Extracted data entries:
○ ○ ○
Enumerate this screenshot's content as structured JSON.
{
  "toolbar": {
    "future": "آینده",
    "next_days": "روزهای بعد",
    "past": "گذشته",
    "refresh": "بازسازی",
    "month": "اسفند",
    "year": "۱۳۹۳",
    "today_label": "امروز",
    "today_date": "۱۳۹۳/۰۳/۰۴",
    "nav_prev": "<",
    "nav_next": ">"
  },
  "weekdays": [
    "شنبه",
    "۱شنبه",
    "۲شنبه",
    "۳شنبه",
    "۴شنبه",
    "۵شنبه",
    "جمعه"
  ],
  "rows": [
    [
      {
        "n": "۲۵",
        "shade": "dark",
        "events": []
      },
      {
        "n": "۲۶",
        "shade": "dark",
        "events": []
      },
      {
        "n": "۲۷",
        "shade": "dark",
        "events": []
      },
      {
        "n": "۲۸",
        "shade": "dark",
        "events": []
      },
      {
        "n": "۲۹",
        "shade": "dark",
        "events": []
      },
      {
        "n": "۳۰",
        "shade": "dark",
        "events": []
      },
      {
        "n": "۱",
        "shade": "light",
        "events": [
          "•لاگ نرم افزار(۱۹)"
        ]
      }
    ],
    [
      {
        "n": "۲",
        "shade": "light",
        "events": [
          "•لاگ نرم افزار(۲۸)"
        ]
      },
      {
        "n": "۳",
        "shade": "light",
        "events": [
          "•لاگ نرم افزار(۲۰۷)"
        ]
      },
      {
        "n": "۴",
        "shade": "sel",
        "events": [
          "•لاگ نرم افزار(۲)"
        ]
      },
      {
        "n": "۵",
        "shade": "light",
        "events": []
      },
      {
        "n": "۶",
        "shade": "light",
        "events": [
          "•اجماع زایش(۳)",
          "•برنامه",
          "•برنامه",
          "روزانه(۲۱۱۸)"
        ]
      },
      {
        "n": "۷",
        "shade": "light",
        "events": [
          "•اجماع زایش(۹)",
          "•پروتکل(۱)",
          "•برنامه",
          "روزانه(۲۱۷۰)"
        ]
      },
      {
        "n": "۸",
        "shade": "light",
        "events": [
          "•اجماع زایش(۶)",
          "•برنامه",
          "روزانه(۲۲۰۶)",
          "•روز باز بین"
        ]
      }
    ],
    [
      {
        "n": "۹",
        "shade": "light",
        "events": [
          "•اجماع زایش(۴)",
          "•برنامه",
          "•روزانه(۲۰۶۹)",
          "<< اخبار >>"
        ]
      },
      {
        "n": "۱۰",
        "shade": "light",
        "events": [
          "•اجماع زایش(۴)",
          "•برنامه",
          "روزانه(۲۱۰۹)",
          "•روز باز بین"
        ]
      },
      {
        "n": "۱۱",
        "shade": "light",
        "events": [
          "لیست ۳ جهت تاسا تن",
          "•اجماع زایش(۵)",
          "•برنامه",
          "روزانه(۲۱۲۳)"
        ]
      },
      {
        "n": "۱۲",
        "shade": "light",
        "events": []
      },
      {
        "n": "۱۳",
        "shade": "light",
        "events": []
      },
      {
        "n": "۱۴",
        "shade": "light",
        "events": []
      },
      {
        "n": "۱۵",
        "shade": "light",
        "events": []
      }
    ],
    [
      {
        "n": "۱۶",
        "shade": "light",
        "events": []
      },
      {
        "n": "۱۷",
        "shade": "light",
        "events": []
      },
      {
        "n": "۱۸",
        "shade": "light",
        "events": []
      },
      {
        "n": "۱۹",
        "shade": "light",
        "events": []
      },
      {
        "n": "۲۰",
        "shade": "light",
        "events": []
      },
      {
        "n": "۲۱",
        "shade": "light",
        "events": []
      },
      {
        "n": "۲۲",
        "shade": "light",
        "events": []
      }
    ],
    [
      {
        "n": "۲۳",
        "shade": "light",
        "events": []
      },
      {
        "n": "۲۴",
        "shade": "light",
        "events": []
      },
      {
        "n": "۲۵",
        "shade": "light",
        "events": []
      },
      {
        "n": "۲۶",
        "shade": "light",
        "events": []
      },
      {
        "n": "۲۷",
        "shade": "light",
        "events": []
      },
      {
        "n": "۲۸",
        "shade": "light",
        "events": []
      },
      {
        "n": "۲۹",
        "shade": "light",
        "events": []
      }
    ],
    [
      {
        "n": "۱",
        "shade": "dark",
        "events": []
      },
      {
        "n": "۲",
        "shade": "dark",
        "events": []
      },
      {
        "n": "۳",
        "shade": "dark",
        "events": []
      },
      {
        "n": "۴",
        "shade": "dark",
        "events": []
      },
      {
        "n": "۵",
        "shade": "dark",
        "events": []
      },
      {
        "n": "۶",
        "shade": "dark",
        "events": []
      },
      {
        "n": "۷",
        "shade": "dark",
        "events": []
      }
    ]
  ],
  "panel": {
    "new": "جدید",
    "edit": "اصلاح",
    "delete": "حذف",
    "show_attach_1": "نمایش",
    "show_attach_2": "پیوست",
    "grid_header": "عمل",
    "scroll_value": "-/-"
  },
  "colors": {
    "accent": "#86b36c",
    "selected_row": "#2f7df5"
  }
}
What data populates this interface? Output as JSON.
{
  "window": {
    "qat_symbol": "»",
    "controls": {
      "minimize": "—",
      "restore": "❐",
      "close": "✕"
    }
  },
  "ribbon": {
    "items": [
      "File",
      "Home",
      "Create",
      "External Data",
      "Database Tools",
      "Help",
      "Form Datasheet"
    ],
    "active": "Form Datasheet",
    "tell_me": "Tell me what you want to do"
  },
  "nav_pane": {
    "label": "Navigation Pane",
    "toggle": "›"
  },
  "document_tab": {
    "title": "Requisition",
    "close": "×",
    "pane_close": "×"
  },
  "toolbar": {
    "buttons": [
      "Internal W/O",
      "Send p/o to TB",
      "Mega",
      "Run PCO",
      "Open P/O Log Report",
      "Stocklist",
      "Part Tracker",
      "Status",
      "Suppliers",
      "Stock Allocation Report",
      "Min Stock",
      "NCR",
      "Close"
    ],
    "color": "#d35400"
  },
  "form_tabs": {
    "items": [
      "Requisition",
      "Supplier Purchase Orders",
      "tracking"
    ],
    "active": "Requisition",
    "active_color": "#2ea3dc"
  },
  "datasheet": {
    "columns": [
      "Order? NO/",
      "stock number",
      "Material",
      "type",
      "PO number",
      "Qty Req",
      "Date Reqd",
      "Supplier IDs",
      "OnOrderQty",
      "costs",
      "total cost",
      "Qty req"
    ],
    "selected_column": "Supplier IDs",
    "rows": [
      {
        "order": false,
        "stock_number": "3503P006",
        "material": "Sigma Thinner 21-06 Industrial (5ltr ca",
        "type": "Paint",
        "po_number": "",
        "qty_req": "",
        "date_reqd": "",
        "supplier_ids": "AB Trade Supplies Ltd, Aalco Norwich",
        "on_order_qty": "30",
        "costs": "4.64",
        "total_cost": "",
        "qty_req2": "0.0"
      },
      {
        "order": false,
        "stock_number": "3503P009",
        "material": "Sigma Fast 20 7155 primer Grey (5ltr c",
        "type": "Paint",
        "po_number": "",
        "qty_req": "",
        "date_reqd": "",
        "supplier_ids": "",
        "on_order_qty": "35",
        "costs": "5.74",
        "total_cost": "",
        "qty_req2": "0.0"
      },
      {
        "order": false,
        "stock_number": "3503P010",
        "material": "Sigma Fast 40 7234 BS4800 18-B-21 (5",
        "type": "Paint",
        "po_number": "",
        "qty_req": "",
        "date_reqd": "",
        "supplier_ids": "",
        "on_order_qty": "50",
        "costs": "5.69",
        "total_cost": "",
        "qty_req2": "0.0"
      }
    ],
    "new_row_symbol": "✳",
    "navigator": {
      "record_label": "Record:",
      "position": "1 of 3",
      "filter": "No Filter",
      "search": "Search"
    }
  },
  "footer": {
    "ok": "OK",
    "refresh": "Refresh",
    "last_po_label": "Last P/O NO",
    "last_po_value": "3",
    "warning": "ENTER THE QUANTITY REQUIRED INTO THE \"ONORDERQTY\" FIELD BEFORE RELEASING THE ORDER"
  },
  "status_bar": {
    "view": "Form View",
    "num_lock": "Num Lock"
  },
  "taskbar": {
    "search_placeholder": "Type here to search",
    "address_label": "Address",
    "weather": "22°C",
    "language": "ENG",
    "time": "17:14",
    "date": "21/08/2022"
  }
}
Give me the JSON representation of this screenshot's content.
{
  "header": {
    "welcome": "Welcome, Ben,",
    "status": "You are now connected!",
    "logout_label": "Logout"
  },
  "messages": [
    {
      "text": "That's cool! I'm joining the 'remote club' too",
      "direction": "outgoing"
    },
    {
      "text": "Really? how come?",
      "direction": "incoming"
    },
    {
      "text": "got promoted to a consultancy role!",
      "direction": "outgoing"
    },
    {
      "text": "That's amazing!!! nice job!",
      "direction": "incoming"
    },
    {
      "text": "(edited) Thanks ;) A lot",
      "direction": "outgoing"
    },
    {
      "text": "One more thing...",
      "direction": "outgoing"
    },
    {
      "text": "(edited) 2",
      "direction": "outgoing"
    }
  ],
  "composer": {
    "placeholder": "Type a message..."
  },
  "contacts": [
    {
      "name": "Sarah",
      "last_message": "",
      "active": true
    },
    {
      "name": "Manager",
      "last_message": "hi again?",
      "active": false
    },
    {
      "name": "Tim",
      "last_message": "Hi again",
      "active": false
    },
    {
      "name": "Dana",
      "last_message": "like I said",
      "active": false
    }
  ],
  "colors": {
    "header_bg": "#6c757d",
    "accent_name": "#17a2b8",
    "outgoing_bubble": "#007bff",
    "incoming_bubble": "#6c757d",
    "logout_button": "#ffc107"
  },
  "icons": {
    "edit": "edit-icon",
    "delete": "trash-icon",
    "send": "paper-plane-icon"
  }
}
○ ○ ○
Copy every line above that includes the string "content".

#### RESPONSE:
Enumerate this screenshot's content as structured JSON.
Give me the JSON representation of this screenshot's content.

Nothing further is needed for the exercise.